> _What needs to be done_
Say how many lines contain "color"; the answer is the number alone.

(Records)
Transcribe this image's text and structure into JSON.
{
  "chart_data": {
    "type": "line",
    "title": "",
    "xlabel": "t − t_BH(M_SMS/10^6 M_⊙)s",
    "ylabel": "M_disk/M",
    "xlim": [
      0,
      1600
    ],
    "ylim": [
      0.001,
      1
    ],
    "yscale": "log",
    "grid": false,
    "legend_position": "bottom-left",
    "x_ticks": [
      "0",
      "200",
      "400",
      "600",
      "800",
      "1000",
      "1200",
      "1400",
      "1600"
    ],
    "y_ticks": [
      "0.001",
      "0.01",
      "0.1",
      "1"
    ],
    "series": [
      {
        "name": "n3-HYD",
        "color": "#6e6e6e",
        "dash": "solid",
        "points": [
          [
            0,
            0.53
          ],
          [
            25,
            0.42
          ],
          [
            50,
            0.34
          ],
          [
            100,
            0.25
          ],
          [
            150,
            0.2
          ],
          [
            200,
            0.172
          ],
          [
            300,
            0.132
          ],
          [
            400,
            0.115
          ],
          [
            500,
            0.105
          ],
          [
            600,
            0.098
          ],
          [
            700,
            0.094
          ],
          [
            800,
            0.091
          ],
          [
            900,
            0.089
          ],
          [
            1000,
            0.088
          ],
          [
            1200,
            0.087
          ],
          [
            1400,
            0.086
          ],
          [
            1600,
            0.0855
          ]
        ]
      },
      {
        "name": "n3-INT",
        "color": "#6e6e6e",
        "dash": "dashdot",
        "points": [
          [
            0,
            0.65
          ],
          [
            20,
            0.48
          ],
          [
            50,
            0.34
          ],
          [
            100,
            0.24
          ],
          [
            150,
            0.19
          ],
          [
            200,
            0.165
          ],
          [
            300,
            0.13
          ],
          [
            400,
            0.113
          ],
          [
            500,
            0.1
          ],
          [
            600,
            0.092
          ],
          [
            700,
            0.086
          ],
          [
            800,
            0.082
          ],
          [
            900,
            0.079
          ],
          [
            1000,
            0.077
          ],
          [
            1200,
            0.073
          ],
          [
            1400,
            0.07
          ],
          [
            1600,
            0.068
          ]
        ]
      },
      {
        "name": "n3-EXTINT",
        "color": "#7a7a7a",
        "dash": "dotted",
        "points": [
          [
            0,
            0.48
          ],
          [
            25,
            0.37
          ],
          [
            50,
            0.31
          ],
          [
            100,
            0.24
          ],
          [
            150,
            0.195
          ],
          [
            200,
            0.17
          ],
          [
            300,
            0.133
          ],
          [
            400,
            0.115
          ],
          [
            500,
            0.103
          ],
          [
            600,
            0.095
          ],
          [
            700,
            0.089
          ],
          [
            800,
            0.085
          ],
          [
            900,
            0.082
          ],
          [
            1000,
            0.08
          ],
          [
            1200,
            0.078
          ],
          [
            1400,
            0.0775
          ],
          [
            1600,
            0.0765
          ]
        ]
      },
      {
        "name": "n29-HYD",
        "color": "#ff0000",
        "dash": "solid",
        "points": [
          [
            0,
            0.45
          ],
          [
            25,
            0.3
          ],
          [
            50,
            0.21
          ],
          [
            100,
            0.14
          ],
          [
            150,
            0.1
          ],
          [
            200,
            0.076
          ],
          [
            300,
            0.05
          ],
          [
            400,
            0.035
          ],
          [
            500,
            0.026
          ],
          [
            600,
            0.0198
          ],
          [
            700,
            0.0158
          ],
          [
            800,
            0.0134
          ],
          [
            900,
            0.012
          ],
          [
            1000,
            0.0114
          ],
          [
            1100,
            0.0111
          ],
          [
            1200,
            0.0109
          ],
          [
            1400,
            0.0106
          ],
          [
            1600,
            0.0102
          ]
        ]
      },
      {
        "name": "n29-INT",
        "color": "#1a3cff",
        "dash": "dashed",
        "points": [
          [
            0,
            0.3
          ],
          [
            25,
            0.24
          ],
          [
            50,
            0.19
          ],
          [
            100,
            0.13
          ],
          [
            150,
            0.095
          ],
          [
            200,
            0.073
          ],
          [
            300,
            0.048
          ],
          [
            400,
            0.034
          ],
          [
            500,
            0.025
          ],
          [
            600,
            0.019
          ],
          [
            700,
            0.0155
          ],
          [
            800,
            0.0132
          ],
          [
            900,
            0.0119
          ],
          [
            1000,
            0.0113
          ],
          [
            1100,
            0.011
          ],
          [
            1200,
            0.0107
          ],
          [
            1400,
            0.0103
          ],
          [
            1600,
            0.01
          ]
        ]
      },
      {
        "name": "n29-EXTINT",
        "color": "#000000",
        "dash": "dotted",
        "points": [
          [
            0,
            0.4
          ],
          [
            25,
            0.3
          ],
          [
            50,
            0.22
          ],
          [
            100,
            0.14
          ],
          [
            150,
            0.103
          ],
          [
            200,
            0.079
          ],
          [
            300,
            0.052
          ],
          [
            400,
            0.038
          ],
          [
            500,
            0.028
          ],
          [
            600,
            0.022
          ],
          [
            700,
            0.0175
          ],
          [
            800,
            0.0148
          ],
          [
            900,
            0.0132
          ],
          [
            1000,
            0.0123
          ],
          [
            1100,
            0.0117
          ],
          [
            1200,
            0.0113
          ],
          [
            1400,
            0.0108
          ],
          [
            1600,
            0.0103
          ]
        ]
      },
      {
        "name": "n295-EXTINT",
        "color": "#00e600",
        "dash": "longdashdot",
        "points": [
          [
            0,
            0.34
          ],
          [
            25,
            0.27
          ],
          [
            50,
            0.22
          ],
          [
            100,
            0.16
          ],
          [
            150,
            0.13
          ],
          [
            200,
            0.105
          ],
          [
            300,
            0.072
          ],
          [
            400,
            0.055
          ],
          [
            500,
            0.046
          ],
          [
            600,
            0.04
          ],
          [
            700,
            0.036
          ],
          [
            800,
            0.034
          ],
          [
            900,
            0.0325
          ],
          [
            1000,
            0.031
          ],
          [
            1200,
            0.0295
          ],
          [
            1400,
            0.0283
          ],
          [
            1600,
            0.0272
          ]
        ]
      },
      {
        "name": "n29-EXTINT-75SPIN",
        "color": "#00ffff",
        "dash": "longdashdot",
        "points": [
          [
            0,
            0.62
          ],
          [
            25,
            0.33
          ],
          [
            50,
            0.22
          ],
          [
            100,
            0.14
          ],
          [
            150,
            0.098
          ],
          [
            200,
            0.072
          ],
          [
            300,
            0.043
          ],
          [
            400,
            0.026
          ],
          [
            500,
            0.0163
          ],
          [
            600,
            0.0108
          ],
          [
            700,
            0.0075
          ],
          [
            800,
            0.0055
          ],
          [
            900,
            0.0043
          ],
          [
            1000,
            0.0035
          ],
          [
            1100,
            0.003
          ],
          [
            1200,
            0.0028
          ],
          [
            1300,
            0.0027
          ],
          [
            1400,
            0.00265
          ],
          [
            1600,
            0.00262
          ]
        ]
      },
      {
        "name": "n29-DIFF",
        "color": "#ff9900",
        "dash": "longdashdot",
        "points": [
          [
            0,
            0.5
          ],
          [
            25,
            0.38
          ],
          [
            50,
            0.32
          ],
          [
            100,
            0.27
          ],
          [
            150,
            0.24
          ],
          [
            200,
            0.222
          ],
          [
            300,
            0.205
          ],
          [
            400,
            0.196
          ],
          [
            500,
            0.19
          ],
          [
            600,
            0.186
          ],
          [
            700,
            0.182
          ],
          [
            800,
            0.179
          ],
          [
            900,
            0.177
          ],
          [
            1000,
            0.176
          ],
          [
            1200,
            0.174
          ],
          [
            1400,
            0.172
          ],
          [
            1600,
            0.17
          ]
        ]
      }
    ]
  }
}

> _Answer for the task_
9